> The request
Set down each line of the material that follows, exactly, with no pictures.

[Data records]
## start

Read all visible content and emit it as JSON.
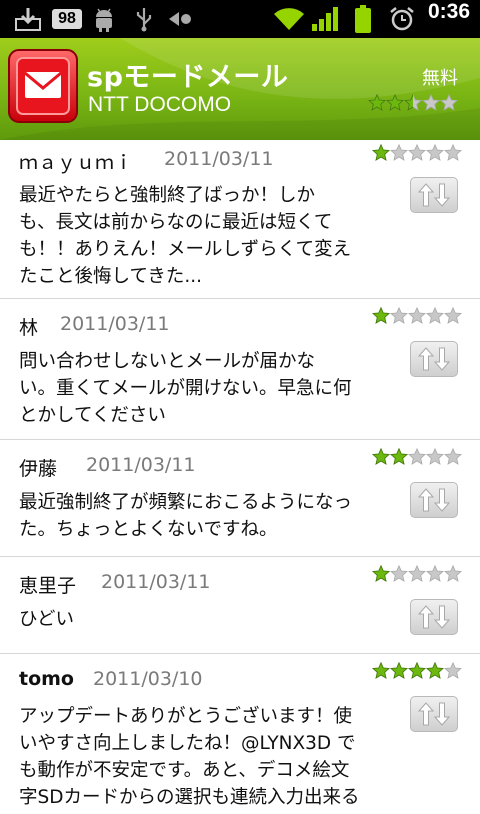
{
  "status_bar": {
    "badge_count": "98",
    "time": "0:36",
    "icons": [
      "download-icon",
      "notification-count-badge",
      "android-debug-icon",
      "usb-icon",
      "back-arrow-icon",
      "wifi-icon",
      "signal-icon",
      "battery-icon",
      "alarm-icon"
    ]
  },
  "app": {
    "title": "spモードメール",
    "developer": "NTT DOCOMO",
    "price": "無料",
    "rating": 2.5,
    "rating_max": 5,
    "icon": "mail-envelope-icon"
  },
  "colors": {
    "header_green": "#7bb615",
    "star_green": "#6cb80e",
    "star_empty": "#c8c8c8"
  },
  "reviews": [
    {
      "author": "ｍａｙｕｍｉ",
      "date": "2011/03/11",
      "rating": 1,
      "lines": [
        "最近やたらと強制終了ばっか！しか",
        "も、長文は前からなのに最近は短くて",
        "も！！ありえん！メールしずらくて変え",
        "たこと後悔してきた..."
      ]
    },
    {
      "author": "林",
      "date": "2011/03/11",
      "rating": 1,
      "lines": [
        "問い合わせしないとメールが届かな",
        "い。重くてメールが開けない。早急に何",
        "とかしてください"
      ]
    },
    {
      "author": "伊藤",
      "date": "2011/03/11",
      "rating": 2,
      "lines": [
        "最近強制終了が頻繁におこるようになっ",
        "た。ちょっとよくないですね。"
      ]
    },
    {
      "author": "恵里子",
      "date": "2011/03/11",
      "rating": 1,
      "lines": [
        "ひどい"
      ]
    },
    {
      "author": "tomo",
      "date": "2011/03/10",
      "rating": 4,
      "lines": [
        "アップデートありがとうございます！使",
        "いやすさ向上しましたね！@LYNX3D で",
        "も動作が不安定です。あと、デコメ絵文",
        "字SDカードからの選択も連続入力出来る"
      ]
    }
  ]
}
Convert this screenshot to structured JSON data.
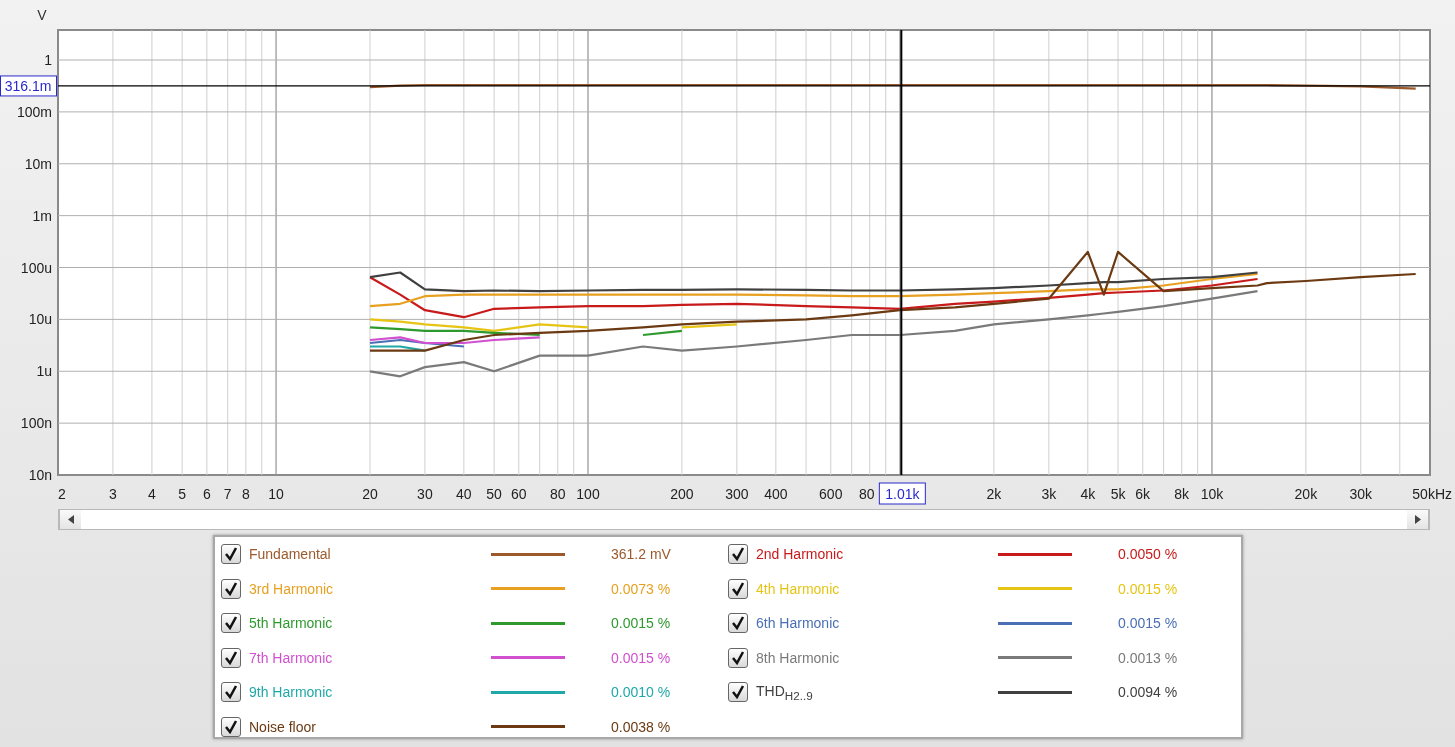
{
  "chart": {
    "y_unit": "V",
    "y_axis_labels": [
      "1",
      "100m",
      "10m",
      "1m",
      "100u",
      "10u",
      "1u",
      "100n",
      "10n"
    ],
    "x_axis_labels": [
      "2",
      "3",
      "4",
      "5",
      "6",
      "7",
      "8",
      "10",
      "20",
      "30",
      "40",
      "50",
      "60",
      "80",
      "100",
      "200",
      "300",
      "400",
      "600",
      "80",
      "2k",
      "3k",
      "4k",
      "5k",
      "6k",
      "8k",
      "10k",
      "20k",
      "30k",
      "50kHz"
    ],
    "cursor": {
      "x_readout": "1.01k",
      "y_readout": "316.1m"
    }
  },
  "legend": {
    "items": [
      {
        "label": "Fundamental",
        "checked": true,
        "color": "#9c5a2c",
        "value": "361.2 mV"
      },
      {
        "label": "2nd Harmonic",
        "checked": true,
        "color": "#c81a1a",
        "value": "0.0050 %"
      },
      {
        "label": "3rd Harmonic",
        "checked": true,
        "color": "#e8a020",
        "value": "0.0073 %"
      },
      {
        "label": "4th Harmonic",
        "checked": true,
        "color": "#e6c414",
        "value": "0.0015 %"
      },
      {
        "label": "5th Harmonic",
        "checked": true,
        "color": "#2e9a2e",
        "value": "0.0015 %"
      },
      {
        "label": "6th Harmonic",
        "checked": true,
        "color": "#4a6fb5",
        "value": "0.0015 %"
      },
      {
        "label": "7th Harmonic",
        "checked": true,
        "color": "#d050d0",
        "value": "0.0015 %"
      },
      {
        "label": "8th Harmonic",
        "checked": true,
        "color": "#7a7a7a",
        "value": "0.0013 %"
      },
      {
        "label": "9th Harmonic",
        "checked": true,
        "color": "#20a8a8",
        "value": "0.0010 %"
      },
      {
        "label": "THD$_{H2..9}$",
        "checked": true,
        "color": "#404040",
        "value": "0.0094 %"
      },
      {
        "label": "Noise floor",
        "checked": true,
        "color": "#6b3a12",
        "value": "0.0038 %"
      }
    ]
  }
}
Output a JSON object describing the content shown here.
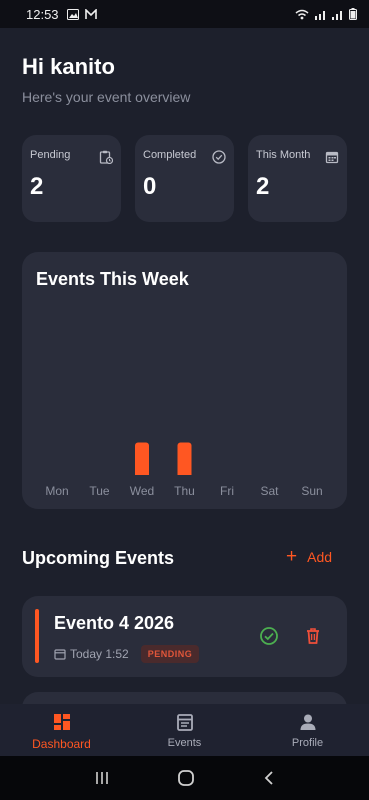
{
  "status": {
    "time": "12:53"
  },
  "header": {
    "greeting": "Hi kanito",
    "subtitle": "Here's your event overview"
  },
  "stats": [
    {
      "label": "Pending",
      "value": "2",
      "icon": "clipboard-clock-icon"
    },
    {
      "label": "Completed",
      "value": "0",
      "icon": "check-circle-icon"
    },
    {
      "label": "This Month",
      "value": "2",
      "icon": "calendar-icon"
    }
  ],
  "chart": {
    "title": "Events This Week"
  },
  "chart_data": {
    "type": "bar",
    "title": "Events This Week",
    "categories": [
      "Mon",
      "Tue",
      "Wed",
      "Thu",
      "Fri",
      "Sat",
      "Sun"
    ],
    "values": [
      0,
      0,
      1,
      1,
      0,
      0,
      0
    ],
    "ylim": [
      0,
      4
    ],
    "grid": false,
    "color": "#ff5722"
  },
  "upcoming": {
    "title": "Upcoming Events",
    "add_label": "Add",
    "events": [
      {
        "title": "Evento 4 2026",
        "time": "Today 1:52",
        "status": "PENDING"
      }
    ]
  },
  "nav": {
    "items": [
      {
        "label": "Dashboard",
        "icon": "dashboard-icon",
        "active": true
      },
      {
        "label": "Events",
        "icon": "events-icon",
        "active": false
      },
      {
        "label": "Profile",
        "icon": "profile-icon",
        "active": false
      }
    ]
  },
  "colors": {
    "accent": "#ff5722",
    "background": "#1d202c",
    "card": "#2a2d3b",
    "success": "#4caf50"
  }
}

## end

> Full solution
Read all visible content and emit it as JSON.
{
  "status_bar": {
    "badge_count": "98",
    "time": "0:36",
    "icons": [
      "download-icon",
      "notification-count-badge",
      "android-debug-icon",
      "usb-icon",
      "back-arrow-icon",
      "wifi-icon",
      "signal-icon",
      "battery-icon",
      "alarm-icon"
    ]
  },
  "app": {
    "title": "spモードメール",
    "developer": "NTT DOCOMO",
    "price": "無料",
    "rating": 2.5,
    "rating_max": 5,
    "icon": "mail-envelope-icon"
  },
  "colors": {
    "header_green": "#7bb615",
    "star_green": "#6cb80e",
    "star_empty": "#c8c8c8"
  },
  "reviews": [
    {
      "author": "ｍａｙｕｍｉ",
      "date": "2011/03/11",
      "rating": 1,
      "lines": [
        "最近やたらと強制終了ばっか！しか",
        "も、長文は前からなのに最近は短くて",
        "も！！ありえん！メールしずらくて変え",
        "たこと後悔してきた..."
      ]
    },
    {
      "author": "林",
      "date": "2011/03/11",
      "rating": 1,
      "lines": [
        "問い合わせしないとメールが届かな",
        "い。重くてメールが開けない。早急に何",
        "とかしてください"
      ]
    },
    {
      "author": "伊藤",
      "date": "2011/03/11",
      "rating": 2,
      "lines": [
        "最近強制終了が頻繁におこるようになっ",
        "た。ちょっとよくないですね。"
      ]
    },
    {
      "author": "恵里子",
      "date": "2011/03/11",
      "rating": 1,
      "lines": [
        "ひどい"
      ]
    },
    {
      "author": "tomo",
      "date": "2011/03/10",
      "rating": 4,
      "lines": [
        "アップデートありがとうございます！使",
        "いやすさ向上しましたね！@LYNX3D で",
        "も動作が不安定です。あと、デコメ絵文",
        "字SDカードからの選択も連続入力出来る"
      ]
    }
  ]
}
Convert this screenshot to structured JSON data.
{
  "chart": {
    "y_unit": "V",
    "y_axis_labels": [
      "1",
      "100m",
      "10m",
      "1m",
      "100u",
      "10u",
      "1u",
      "100n",
      "10n"
    ],
    "x_axis_labels": [
      "2",
      "3",
      "4",
      "5",
      "6",
      "7",
      "8",
      "10",
      "20",
      "30",
      "40",
      "50",
      "60",
      "80",
      "100",
      "200",
      "300",
      "400",
      "600",
      "80",
      "2k",
      "3k",
      "4k",
      "5k",
      "6k",
      "8k",
      "10k",
      "20k",
      "30k",
      "50kHz"
    ],
    "cursor": {
      "x_readout": "1.01k",
      "y_readout": "316.1m"
    }
  },
  "legend": {
    "items": [
      {
        "label": "Fundamental",
        "checked": true,
        "color": "#9c5a2c",
        "value": "361.2 mV"
      },
      {
        "label": "2nd Harmonic",
        "checked": true,
        "color": "#c81a1a",
        "value": "0.0050 %"
      },
      {
        "label": "3rd Harmonic",
        "checked": true,
        "color": "#e8a020",
        "value": "0.0073 %"
      },
      {
        "label": "4th Harmonic",
        "checked": true,
        "color": "#e6c414",
        "value": "0.0015 %"
      },
      {
        "label": "5th Harmonic",
        "checked": true,
        "color": "#2e9a2e",
        "value": "0.0015 %"
      },
      {
        "label": "6th Harmonic",
        "checked": true,
        "color": "#4a6fb5",
        "value": "0.0015 %"
      },
      {
        "label": "7th Harmonic",
        "checked": true,
        "color": "#d050d0",
        "value": "0.0015 %"
      },
      {
        "label": "8th Harmonic",
        "checked": true,
        "color": "#7a7a7a",
        "value": "0.0013 %"
      },
      {
        "label": "9th Harmonic",
        "checked": true,
        "color": "#20a8a8",
        "value": "0.0010 %"
      },
      {
        "label": "THD$_{H2..9}$",
        "checked": true,
        "color": "#404040",
        "value": "0.0094 %"
      },
      {
        "label": "Noise floor",
        "checked": true,
        "color": "#6b3a12",
        "value": "0.0038 %"
      }
    ]
  }
}
Output a JSON object describing the content shown here.
{
  "status": {
    "time": "12:53"
  },
  "header": {
    "greeting": "Hi kanito",
    "subtitle": "Here's your event overview"
  },
  "stats": [
    {
      "label": "Pending",
      "value": "2",
      "icon": "clipboard-clock-icon"
    },
    {
      "label": "Completed",
      "value": "0",
      "icon": "check-circle-icon"
    },
    {
      "label": "This Month",
      "value": "2",
      "icon": "calendar-icon"
    }
  ],
  "chart": {
    "title": "Events This Week"
  },
  "chart_data": {
    "type": "bar",
    "title": "Events This Week",
    "categories": [
      "Mon",
      "Tue",
      "Wed",
      "Thu",
      "Fri",
      "Sat",
      "Sun"
    ],
    "values": [
      0,
      0,
      1,
      1,
      0,
      0,
      0
    ],
    "ylim": [
      0,
      4
    ],
    "grid": false,
    "color": "#ff5722"
  },
  "upcoming": {
    "title": "Upcoming Events",
    "add_label": "Add",
    "events": [
      {
        "title": "Evento 4 2026",
        "time": "Today 1:52",
        "status": "PENDING"
      }
    ]
  },
  "nav": {
    "items": [
      {
        "label": "Dashboard",
        "icon": "dashboard-icon",
        "active": true
      },
      {
        "label": "Events",
        "icon": "events-icon",
        "active": false
      },
      {
        "label": "Profile",
        "icon": "profile-icon",
        "active": false
      }
    ]
  },
  "colors": {
    "accent": "#ff5722",
    "background": "#1d202c",
    "card": "#2a2d3b",
    "success": "#4caf50"
  }
}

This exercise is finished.